# start of RECORDS TO PROCESS
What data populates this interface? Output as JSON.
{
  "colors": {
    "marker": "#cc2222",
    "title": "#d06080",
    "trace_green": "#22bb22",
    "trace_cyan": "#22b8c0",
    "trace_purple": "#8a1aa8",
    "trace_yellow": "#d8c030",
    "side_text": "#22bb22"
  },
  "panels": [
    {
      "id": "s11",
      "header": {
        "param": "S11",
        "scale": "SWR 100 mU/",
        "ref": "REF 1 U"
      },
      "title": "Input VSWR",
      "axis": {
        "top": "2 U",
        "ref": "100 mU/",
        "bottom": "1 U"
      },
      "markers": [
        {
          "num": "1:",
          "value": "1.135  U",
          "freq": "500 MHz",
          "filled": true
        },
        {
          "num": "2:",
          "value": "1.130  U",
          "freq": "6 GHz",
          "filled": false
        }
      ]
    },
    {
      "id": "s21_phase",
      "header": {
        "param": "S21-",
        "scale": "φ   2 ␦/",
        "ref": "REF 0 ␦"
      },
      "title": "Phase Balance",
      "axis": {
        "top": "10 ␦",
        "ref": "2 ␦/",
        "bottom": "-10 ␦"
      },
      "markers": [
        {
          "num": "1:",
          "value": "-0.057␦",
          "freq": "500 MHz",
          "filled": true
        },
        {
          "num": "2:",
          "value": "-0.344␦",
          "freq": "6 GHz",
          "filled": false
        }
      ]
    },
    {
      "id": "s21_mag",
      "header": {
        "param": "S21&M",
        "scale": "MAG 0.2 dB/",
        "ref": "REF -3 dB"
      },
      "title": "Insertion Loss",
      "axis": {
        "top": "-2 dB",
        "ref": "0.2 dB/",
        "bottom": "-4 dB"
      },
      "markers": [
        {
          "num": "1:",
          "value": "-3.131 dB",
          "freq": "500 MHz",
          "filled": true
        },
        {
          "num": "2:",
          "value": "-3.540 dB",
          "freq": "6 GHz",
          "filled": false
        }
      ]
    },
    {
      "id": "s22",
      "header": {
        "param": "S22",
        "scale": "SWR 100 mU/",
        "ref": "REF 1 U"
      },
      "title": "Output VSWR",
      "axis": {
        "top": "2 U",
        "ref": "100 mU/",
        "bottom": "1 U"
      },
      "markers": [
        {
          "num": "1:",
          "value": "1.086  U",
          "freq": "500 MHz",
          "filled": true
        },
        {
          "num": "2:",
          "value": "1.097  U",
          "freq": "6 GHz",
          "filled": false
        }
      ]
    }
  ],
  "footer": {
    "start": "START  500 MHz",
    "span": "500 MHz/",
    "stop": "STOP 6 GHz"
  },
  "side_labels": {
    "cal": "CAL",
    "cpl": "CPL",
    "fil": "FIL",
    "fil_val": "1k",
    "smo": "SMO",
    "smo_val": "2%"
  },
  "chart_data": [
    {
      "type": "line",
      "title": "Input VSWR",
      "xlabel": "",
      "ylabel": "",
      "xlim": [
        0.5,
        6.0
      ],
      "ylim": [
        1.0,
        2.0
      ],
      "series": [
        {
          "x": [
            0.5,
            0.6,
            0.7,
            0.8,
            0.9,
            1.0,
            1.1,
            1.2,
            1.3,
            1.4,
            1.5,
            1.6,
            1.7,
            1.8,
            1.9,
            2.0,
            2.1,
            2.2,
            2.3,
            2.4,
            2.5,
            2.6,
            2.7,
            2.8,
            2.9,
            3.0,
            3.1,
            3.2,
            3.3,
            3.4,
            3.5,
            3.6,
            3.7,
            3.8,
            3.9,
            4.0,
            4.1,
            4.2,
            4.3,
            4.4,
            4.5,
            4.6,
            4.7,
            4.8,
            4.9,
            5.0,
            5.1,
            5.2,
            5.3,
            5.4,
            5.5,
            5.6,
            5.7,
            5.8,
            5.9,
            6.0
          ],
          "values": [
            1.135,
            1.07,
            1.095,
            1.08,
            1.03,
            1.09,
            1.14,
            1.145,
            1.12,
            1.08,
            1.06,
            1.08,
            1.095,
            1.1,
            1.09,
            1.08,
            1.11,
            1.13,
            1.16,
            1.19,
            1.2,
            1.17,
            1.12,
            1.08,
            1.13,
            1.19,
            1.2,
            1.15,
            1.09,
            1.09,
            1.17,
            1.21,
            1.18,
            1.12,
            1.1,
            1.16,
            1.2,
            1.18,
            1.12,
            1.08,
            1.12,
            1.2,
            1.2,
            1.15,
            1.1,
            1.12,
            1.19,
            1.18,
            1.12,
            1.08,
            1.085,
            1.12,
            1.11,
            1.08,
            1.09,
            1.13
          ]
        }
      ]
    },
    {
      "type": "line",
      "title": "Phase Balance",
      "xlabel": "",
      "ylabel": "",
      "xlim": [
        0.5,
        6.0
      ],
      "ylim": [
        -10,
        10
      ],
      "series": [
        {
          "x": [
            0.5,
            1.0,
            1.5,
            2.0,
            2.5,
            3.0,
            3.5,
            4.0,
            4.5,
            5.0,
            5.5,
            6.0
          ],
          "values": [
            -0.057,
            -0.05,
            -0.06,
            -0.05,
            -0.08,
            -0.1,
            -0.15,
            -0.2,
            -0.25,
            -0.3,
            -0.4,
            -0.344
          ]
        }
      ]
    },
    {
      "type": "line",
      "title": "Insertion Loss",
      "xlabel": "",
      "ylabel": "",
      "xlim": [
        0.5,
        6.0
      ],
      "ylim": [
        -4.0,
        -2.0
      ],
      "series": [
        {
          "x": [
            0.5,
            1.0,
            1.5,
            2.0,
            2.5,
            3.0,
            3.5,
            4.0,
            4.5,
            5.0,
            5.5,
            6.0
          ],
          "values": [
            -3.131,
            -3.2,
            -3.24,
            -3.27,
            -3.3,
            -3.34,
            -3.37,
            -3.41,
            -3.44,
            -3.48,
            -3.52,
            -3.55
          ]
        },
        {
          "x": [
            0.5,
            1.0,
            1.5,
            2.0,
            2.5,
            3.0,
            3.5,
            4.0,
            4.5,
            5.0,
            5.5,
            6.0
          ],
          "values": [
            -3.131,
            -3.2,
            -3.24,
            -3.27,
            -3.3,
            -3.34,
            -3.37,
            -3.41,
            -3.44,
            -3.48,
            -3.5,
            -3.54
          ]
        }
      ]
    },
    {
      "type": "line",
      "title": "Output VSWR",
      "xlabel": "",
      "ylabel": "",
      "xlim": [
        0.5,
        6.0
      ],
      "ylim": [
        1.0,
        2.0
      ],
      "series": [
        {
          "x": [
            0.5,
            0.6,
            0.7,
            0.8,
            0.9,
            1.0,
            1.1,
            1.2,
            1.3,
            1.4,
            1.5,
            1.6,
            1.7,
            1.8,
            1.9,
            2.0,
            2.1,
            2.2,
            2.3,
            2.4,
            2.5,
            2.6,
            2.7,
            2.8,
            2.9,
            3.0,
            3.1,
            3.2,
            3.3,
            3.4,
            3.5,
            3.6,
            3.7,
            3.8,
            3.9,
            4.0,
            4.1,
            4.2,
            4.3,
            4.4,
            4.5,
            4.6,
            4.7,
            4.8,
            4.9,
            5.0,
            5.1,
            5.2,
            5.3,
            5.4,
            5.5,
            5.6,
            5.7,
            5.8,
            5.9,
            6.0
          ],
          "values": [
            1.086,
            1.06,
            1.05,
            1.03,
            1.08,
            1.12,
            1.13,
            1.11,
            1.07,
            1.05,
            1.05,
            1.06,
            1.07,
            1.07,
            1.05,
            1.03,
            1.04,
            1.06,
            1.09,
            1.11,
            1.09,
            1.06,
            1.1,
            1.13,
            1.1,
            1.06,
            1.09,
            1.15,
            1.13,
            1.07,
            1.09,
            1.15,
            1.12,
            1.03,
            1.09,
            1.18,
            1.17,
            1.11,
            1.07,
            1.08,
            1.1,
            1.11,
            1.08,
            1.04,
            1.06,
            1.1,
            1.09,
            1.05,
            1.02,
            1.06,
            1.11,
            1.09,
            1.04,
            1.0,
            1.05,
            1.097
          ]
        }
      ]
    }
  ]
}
# end of RECORDS TO PROCESS
## PROBLEM STATEMENT
Lines containing the string "scale" are to be selected and copied.

## EXERCISE RESULT
        "scale": "SWR 100 mU/",
        "scale": "φ   2 ␦/",
        "scale": "MAG 0.2 dB/",
        "scale": "SWR 100 mU/",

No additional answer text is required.